Challenge —
An exact copy of every record is needed.

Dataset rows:
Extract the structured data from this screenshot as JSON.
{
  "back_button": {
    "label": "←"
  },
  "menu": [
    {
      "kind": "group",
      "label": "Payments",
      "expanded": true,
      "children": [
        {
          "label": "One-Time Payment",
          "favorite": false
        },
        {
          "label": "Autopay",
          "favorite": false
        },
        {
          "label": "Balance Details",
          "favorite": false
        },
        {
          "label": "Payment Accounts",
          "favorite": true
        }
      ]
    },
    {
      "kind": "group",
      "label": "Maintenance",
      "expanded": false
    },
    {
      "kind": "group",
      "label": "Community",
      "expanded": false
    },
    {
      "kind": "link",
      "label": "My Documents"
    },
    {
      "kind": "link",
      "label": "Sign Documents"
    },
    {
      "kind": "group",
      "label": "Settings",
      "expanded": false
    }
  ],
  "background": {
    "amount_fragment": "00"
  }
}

Answer to the task —
Extract the structured data from this screenshot as JSON.
{
  "back_button": {
    "label": "←"
  },
  "menu": [
    {
      "kind": "group",
      "label": "Payments",
      "expanded": true,
      "children": [
        {
          "label": "One-Time Payment",
          "favorite": false
        },
        {
          "label": "Autopay",
          "favorite": false
        },
        {
          "label": "Balance Details",
          "favorite": false
        },
        {
          "label": "Payment Accounts",
          "favorite": true
        }
      ]
    },
    {
      "kind": "group",
      "label": "Maintenance",
      "expanded": false
    },
    {
      "kind": "group",
      "label": "Community",
      "expanded": false
    },
    {
      "kind": "link",
      "label": "My Documents"
    },
    {
      "kind": "link",
      "label": "Sign Documents"
    },
    {
      "kind": "group",
      "label": "Settings",
      "expanded": false
    }
  ],
  "background": {
    "amount_fragment": "00"
  }
}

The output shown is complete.